**Written problem**
Scan the entries below for the word "Samples". Copy each line that has it.

**Records**
** start **
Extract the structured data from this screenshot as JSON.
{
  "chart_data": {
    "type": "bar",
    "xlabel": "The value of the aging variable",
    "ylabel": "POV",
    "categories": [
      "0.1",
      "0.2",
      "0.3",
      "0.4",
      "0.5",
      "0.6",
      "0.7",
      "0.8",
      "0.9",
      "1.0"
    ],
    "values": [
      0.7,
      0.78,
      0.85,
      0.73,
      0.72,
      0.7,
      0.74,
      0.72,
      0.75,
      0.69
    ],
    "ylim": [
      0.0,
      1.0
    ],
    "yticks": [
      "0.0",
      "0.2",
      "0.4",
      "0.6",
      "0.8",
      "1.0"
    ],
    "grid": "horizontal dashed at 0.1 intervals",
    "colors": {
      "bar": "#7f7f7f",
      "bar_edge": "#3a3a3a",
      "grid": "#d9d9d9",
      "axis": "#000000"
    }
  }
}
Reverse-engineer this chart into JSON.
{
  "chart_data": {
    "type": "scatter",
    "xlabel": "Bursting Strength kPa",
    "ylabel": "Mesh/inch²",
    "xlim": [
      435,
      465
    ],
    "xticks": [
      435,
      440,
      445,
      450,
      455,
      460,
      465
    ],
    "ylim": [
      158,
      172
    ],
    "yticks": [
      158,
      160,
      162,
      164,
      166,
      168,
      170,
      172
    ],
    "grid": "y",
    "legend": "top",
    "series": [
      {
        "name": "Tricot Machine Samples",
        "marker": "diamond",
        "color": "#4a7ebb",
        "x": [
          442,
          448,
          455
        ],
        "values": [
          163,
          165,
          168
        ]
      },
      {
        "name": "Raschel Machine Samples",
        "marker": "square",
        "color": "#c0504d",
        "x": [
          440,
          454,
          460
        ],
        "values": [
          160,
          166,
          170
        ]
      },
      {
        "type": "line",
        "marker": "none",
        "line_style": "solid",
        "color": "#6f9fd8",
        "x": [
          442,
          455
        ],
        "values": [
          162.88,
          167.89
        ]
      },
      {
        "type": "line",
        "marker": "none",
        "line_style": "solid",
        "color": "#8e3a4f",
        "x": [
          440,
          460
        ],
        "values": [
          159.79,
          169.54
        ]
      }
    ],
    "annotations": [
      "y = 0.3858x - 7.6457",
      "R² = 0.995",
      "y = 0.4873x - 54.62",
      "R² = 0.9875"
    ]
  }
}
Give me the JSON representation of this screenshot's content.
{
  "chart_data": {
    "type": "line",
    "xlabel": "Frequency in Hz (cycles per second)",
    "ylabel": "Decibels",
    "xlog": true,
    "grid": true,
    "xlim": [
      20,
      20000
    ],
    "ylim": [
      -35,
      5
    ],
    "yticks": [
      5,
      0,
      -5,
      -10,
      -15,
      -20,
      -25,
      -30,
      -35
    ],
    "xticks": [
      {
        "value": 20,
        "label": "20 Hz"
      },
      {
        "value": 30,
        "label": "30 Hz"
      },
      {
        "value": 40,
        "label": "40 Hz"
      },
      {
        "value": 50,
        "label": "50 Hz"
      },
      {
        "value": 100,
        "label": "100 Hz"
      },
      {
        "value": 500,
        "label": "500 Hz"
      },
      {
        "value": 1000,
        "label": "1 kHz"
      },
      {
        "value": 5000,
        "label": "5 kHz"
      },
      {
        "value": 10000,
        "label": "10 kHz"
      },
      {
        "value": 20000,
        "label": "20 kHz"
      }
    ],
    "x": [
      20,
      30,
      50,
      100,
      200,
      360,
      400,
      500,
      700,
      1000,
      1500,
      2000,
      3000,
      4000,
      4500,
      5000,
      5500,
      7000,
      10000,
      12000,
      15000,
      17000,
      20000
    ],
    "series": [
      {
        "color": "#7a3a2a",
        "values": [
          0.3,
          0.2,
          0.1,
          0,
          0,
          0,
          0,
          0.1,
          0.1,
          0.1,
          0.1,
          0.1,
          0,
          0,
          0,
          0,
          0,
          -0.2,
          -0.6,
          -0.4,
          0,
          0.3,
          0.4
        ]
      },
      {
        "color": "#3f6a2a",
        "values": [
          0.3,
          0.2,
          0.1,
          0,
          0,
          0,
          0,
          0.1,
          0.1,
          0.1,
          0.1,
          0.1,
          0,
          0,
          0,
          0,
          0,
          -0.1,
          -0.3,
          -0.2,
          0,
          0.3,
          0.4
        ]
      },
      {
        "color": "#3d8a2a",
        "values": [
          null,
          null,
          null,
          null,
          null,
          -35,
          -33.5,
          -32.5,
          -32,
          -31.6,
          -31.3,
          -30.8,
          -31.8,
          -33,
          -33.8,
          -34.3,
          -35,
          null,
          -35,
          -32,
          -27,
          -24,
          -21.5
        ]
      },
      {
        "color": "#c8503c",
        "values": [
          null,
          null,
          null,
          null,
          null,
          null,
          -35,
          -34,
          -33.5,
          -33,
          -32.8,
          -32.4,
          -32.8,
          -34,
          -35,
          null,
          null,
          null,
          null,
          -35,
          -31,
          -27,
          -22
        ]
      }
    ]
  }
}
** end **
**Written response**
        "name": "Tricot Machine Samples",
        "name": "Raschel Machine Samples",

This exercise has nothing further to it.